RECORD EXTRACTS:
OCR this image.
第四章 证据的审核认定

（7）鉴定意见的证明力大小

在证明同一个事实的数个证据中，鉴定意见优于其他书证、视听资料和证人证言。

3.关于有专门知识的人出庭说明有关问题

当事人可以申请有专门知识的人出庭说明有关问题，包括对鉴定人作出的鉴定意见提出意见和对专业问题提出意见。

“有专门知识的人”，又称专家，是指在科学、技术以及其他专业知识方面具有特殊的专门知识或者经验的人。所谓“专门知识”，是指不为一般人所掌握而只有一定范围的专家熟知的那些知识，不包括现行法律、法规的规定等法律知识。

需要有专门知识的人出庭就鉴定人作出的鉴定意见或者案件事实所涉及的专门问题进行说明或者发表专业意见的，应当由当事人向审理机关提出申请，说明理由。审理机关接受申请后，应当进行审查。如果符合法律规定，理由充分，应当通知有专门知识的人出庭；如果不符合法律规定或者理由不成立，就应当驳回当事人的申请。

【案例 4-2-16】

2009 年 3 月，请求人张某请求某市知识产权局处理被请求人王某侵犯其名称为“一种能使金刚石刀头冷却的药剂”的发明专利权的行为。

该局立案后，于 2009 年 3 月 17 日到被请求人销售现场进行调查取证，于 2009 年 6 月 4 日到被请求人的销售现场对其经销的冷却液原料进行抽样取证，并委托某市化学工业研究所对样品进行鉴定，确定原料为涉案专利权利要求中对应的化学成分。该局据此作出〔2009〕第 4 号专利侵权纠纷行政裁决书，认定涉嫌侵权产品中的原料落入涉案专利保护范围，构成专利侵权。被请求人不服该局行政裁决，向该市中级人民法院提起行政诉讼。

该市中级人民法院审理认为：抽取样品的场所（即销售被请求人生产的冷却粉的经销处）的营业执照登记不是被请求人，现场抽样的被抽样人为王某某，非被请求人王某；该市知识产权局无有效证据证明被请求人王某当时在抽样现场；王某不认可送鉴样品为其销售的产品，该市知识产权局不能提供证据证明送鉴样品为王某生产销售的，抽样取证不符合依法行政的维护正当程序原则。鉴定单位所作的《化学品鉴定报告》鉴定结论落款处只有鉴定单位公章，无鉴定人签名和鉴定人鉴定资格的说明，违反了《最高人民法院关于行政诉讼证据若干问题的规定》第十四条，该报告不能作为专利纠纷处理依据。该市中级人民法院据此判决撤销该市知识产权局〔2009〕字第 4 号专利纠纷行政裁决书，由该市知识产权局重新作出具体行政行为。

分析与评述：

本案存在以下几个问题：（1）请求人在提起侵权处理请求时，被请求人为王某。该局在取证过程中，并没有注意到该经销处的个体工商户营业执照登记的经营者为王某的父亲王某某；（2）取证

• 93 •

WRITTEN PROBLEM: From the listing above, reproduce all the lines exactly.

EXPECTED ANSWER:
OCR this image.
第四章 证据的审核认定

（7）鉴定意见的证明力大小

在证明同一个事实的数个证据中，鉴定意见优于其他书证、视听资料和证人证言。

3.关于有专门知识的人出庭说明有关问题

当事人可以申请有专门知识的人出庭说明有关问题，包括对鉴定人作出的鉴定意见提出意见和对专业问题提出意见。

“有专门知识的人”，又称专家，是指在科学、技术以及其他专业知识方面具有特殊的专门知识或者经验的人。所谓“专门知识”，是指不为一般人所掌握而只有一定范围的专家熟知的那些知识，不包括现行法律、法规的规定等法律知识。

需要有专门知识的人出庭就鉴定人作出的鉴定意见或者案件事实所涉及的专门问题进行说明或者发表专业意见的，应当由当事人向审理机关提出申请，说明理由。审理机关接受申请后，应当进行审查。如果符合法律规定，理由充分，应当通知有专门知识的人出庭；如果不符合法律规定或者理由不成立，就应当驳回当事人的申请。

【案例 4-2-16】

2009 年 3 月，请求人张某请求某市知识产权局处理被请求人王某侵犯其名称为“一种能使金刚石刀头冷却的药剂”的发明专利权的行为。

该局立案后，于 2009 年 3 月 17 日到被请求人销售现场进行调查取证，于 2009 年 6 月 4 日到被请求人的销售现场对其经销的冷却液原料进行抽样取证，并委托某市化学工业研究所对样品进行鉴定，确定原料为涉案专利权利要求中对应的化学成分。该局据此作出〔2009〕第 4 号专利侵权纠纷行政裁决书，认定涉嫌侵权产品中的原料落入涉案专利保护范围，构成专利侵权。被请求人不服该局行政裁决，向该市中级人民法院提起行政诉讼。

该市中级人民法院审理认为：抽取样品的场所（即销售被请求人生产的冷却粉的经销处）的营业执照登记不是被请求人，现场抽样的被抽样人为王某某，非被请求人王某；该市知识产权局无有效证据证明被请求人王某当时在抽样现场；王某不认可送鉴样品为其销售的产品，该市知识产权局不能提供证据证明送鉴样品为王某生产销售的，抽样取证不符合依法行政的维护正当程序原则。鉴定单位所作的《化学品鉴定报告》鉴定结论落款处只有鉴定单位公章，无鉴定人签名和鉴定人鉴定资格的说明，违反了《最高人民法院关于行政诉讼证据若干问题的规定》第十四条，该报告不能作为专利纠纷处理依据。该市中级人民法院据此判决撤销该市知识产权局〔2009〕字第 4 号专利纠纷行政裁决书，由该市知识产权局重新作出具体行政行为。

分析与评述：

本案存在以下几个问题：（1）请求人在提起侵权处理请求时，被请求人为王某。该局在取证过程中，并没有注意到该经销处的个体工商户营业执照登记的经营者为王某的父亲王某某；（2）取证

• 93 •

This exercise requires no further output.